OBJECTIVE -> Copy every line of the records below that holds the word "mean".

Stored items
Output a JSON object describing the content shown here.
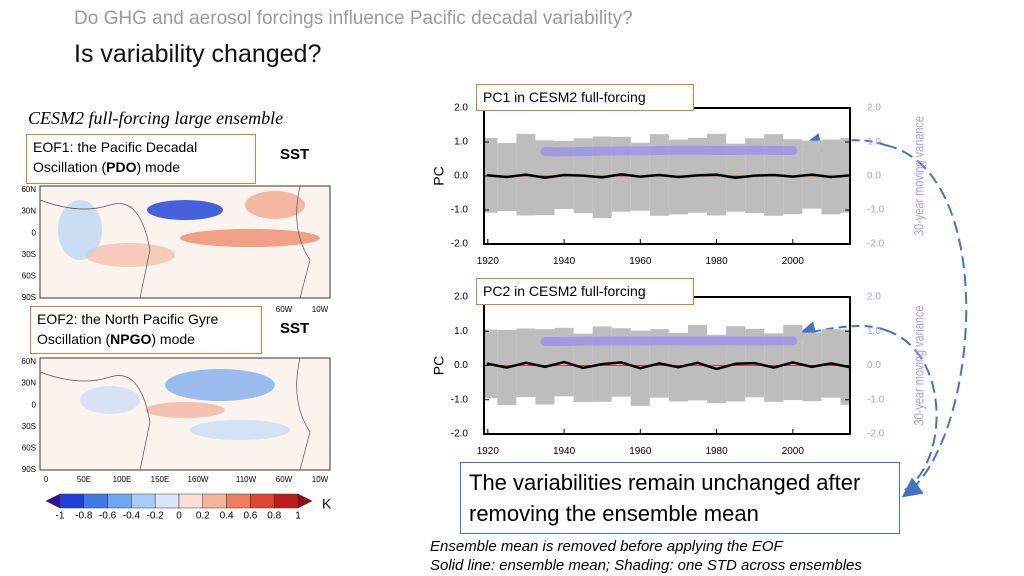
{
  "header": {
    "subtitle": "Do GHG and aerosol forcings influence Pacific decadal variability?",
    "title": "Is variability changed?"
  },
  "left": {
    "heading": "CESM2 full-forcing large ensemble",
    "maps": [
      {
        "label_parts": [
          "EOF1: the Pacific Decadal",
          "Oscillation (",
          "PDO",
          ") mode"
        ],
        "field": "SST"
      },
      {
        "label_parts": [
          "EOF2: the North Pacific Gyre",
          "Oscillation (",
          "NPGO",
          ") mode"
        ],
        "field": "SST"
      }
    ],
    "lat_labels": [
      "60N",
      "30N",
      "0",
      "30S",
      "60S",
      "90S"
    ],
    "lon_labels_first": [
      "60W",
      "10W"
    ],
    "lon_labels": [
      "0",
      "50E",
      "100E",
      "150E",
      "160W",
      "110W",
      "60W",
      "10W"
    ],
    "colorbar": {
      "ticks": [
        -1,
        -0.8,
        -0.6,
        -0.4,
        -0.2,
        0,
        0.2,
        0.4,
        0.6,
        0.8,
        1
      ],
      "unit": "K",
      "colors": [
        "#3a0a9e",
        "#1f3fd6",
        "#3f7ae8",
        "#6fa6f2",
        "#a9ccf7",
        "#d8e8fb",
        "#fbe0d6",
        "#f6b49e",
        "#ee7d62",
        "#e0452e",
        "#bd1c1c",
        "#8e0b12"
      ]
    }
  },
  "chart_data": [
    {
      "type": "line",
      "title": "PC1 in CESM2 full-forcing",
      "y_label": "PC",
      "y2_label": "30-year moving variance",
      "xlim": [
        1919,
        2015
      ],
      "xticks": [
        1920,
        1940,
        1960,
        1980,
        2000
      ],
      "ylim": [
        -2,
        2
      ],
      "yticks": [
        {
          "value": -2,
          "label": "-2.0"
        },
        {
          "value": -1,
          "label": "-1.0"
        },
        {
          "value": 0,
          "label": "0.0"
        },
        {
          "value": 1,
          "label": "1.0"
        },
        {
          "value": 2,
          "label": "2.0"
        }
      ],
      "y2lim": [
        -2,
        2
      ],
      "y2ticks": [
        {
          "value": -2,
          "label": "-2.0"
        },
        {
          "value": -1,
          "label": "-1.0"
        },
        {
          "value": 0,
          "label": "0.0"
        },
        {
          "value": 1,
          "label": "1.0"
        },
        {
          "value": 2,
          "label": "2.0"
        }
      ],
      "x": [
        1920,
        1925,
        1930,
        1935,
        1940,
        1945,
        1950,
        1955,
        1960,
        1965,
        1970,
        1975,
        1980,
        1985,
        1990,
        1995,
        2000,
        2005,
        2010,
        2015
      ],
      "series": [
        {
          "color": "#000000",
          "values": [
            0.02,
            -0.03,
            0.04,
            -0.05,
            0.03,
            0.01,
            -0.04,
            0.05,
            -0.02,
            0.03,
            -0.03,
            0.02,
            0.04,
            -0.05,
            0.01,
            0.03,
            -0.02,
            0.04,
            -0.03,
            0.02
          ]
        },
        {
          "color": "#bdbdbd",
          "values": [
            1.1,
            1.0,
            1.2,
            1.1,
            1.0,
            1.1,
            1.2,
            1.1,
            1.0,
            1.2,
            1.1,
            1.1,
            1.2,
            1.0,
            1.1,
            1.2,
            1.1,
            1.0,
            1.1,
            1.1
          ]
        },
        {
          "color": "#9b8cf0",
          "axis": "y2",
          "values": [
            null,
            null,
            null,
            0.72,
            0.71,
            0.72,
            0.73,
            0.74,
            0.74,
            0.75,
            0.76,
            0.76,
            0.75,
            0.75,
            0.76,
            0.75,
            0.75,
            null,
            null,
            null
          ]
        }
      ]
    },
    {
      "type": "line",
      "title": "PC2 in CESM2 full-forcing",
      "y_label": "PC",
      "y2_label": "30-year moving variance",
      "xlim": [
        1919,
        2015
      ],
      "xticks": [
        1920,
        1940,
        1960,
        1980,
        2000
      ],
      "ylim": [
        -2,
        2
      ],
      "yticks": [
        {
          "value": -2,
          "label": "-2.0"
        },
        {
          "value": -1,
          "label": "-1.0"
        },
        {
          "value": 0,
          "label": "0.0"
        },
        {
          "value": 1,
          "label": "1.0"
        },
        {
          "value": 2,
          "label": "2.0"
        }
      ],
      "y2lim": [
        -2,
        2
      ],
      "y2ticks": [
        {
          "value": -2,
          "label": "-2.0"
        },
        {
          "value": -1,
          "label": "-1.0"
        },
        {
          "value": 0,
          "label": "0.0"
        },
        {
          "value": 1,
          "label": "1.0"
        },
        {
          "value": 2,
          "label": "2.0"
        }
      ],
      "x": [
        1920,
        1925,
        1930,
        1935,
        1940,
        1945,
        1950,
        1955,
        1960,
        1965,
        1970,
        1975,
        1980,
        1985,
        1990,
        1995,
        2000,
        2005,
        2010,
        2015
      ],
      "series": [
        {
          "color": "#000000",
          "values": [
            0.05,
            -0.06,
            0.08,
            -0.04,
            0.1,
            -0.07,
            0.04,
            0.09,
            -0.08,
            0.06,
            -0.05,
            0.08,
            -0.1,
            0.05,
            0.07,
            -0.06,
            0.09,
            -0.04,
            0.06,
            -0.05
          ]
        },
        {
          "color": "#bdbdbd",
          "values": [
            1.0,
            1.1,
            1.0,
            1.1,
            1.0,
            1.0,
            1.1,
            1.0,
            1.1,
            1.0,
            1.0,
            1.1,
            1.0,
            1.1,
            1.0,
            1.0,
            1.1,
            1.0,
            1.0,
            1.1
          ]
        },
        {
          "color": "#9b8cf0",
          "axis": "y2",
          "values": [
            null,
            null,
            null,
            0.7,
            0.7,
            0.71,
            0.71,
            0.72,
            0.71,
            0.72,
            0.72,
            0.71,
            0.72,
            0.72,
            0.71,
            0.72,
            0.72,
            null,
            null,
            null
          ]
        }
      ]
    }
  ],
  "annotations": {
    "conclusion": "The variabilities remain unchanged after removing the ensemble mean",
    "notes": [
      "Ensemble mean is removed before applying the EOF",
      "Solid line: ensemble mean; Shading: one STD across ensembles"
    ]
  }
}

EXERCISE RESULT ->
    "conclusion": "The variabilities remain unchanged after removing the ensemble mean",
      "Ensemble mean is removed before applying the EOF",
      "Solid line: ensemble mean; Shading: one STD across ensembles"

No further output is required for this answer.